• Required task:
Your task is to copy each line that has the word "name".

"""

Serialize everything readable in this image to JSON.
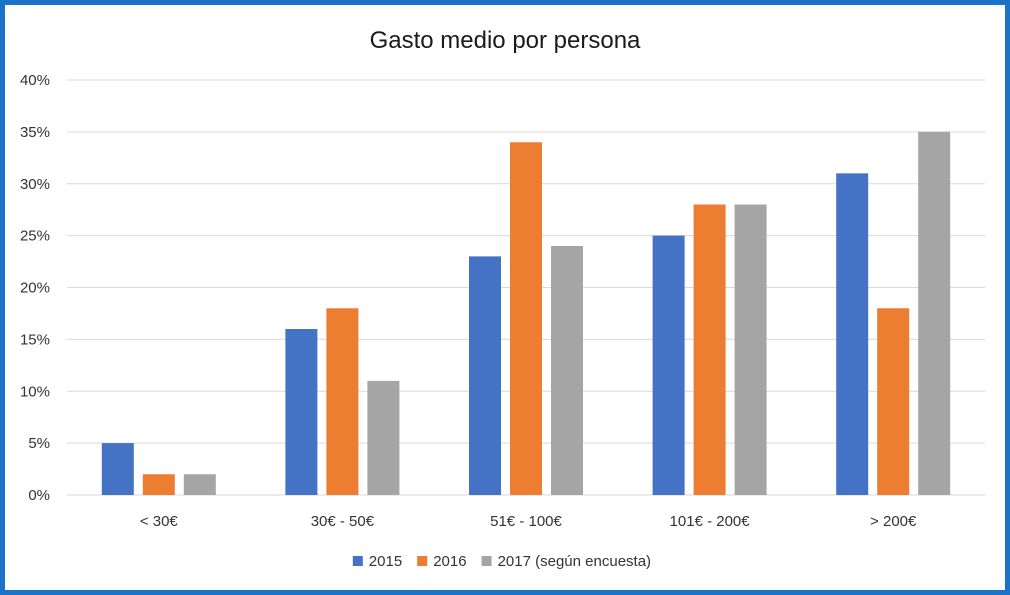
{
  "chart_data": {
    "type": "bar",
    "title": "Gasto medio por persona",
    "categories": [
      "< 30€",
      "30€ - 50€",
      "51€ - 100€",
      "101€ - 200€",
      "> 200€"
    ],
    "series": [
      {
        "name": "2015",
        "color": "#4472c4",
        "values": [
          5,
          16,
          23,
          25,
          31
        ]
      },
      {
        "name": "2016",
        "color": "#ed7d31",
        "values": [
          2,
          18,
          34,
          28,
          18
        ]
      },
      {
        "name": "2017 (según encuesta)",
        "color": "#a5a5a5",
        "values": [
          2,
          11,
          24,
          28,
          35
        ]
      }
    ],
    "yticks": [
      "0%",
      "5%",
      "10%",
      "15%",
      "20%",
      "25%",
      "30%",
      "35%",
      "40%"
    ],
    "ylim": [
      0,
      40
    ],
    "grid": true,
    "legend": "bottom",
    "frame_color": "#1a73c7"
  }
}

"""

• The output:
        "name": "2015",
        "name": "2016",
        "name": "2017 (según encuesta)",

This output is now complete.